● Goal of the exercise: What do the lines say from the one containing "Output a JSON" to the end of the records? Restate them word for word, and only those.

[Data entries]
# # # # # # #
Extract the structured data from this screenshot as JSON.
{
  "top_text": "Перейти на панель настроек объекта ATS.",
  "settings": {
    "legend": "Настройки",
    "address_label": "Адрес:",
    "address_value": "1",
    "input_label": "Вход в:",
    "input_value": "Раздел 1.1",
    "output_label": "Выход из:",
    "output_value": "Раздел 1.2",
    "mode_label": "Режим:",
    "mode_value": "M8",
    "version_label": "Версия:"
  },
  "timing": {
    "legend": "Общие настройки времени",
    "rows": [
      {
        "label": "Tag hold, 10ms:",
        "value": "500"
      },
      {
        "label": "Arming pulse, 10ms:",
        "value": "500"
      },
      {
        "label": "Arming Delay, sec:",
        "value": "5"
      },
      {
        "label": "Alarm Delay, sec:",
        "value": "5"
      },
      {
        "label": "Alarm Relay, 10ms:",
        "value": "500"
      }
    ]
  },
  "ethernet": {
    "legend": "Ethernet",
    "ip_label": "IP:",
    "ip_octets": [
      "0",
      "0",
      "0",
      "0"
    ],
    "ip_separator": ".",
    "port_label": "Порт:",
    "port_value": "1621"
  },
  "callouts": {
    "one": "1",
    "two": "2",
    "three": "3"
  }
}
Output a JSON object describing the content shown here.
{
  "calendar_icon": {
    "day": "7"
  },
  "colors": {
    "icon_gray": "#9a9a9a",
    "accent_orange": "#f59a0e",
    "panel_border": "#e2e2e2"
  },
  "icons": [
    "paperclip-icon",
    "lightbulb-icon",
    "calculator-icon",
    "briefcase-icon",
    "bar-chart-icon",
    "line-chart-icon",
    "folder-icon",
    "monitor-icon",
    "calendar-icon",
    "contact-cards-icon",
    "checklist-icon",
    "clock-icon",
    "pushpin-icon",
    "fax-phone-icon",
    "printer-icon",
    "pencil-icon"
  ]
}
# # # # # # #
● Solution to the exercise:
Output a JSON object describing the content shown here.
{
  "calendar_icon": {
    "day": "7"
  },
  "colors": {
    "icon_gray": "#9a9a9a",
    "accent_orange": "#f59a0e",
    "panel_border": "#e2e2e2"
  },
  "icons": [
    "paperclip-icon",
    "lightbulb-icon",
    "calculator-icon",
    "briefcase-icon",
    "bar-chart-icon",
    "line-chart-icon",
    "folder-icon",
    "monitor-icon",
    "calendar-icon",
    "contact-cards-icon",
    "checklist-icon",
    "clock-icon",
    "pushpin-icon",
    "fax-phone-icon",
    "printer-icon",
    "pencil-icon"
  ]
}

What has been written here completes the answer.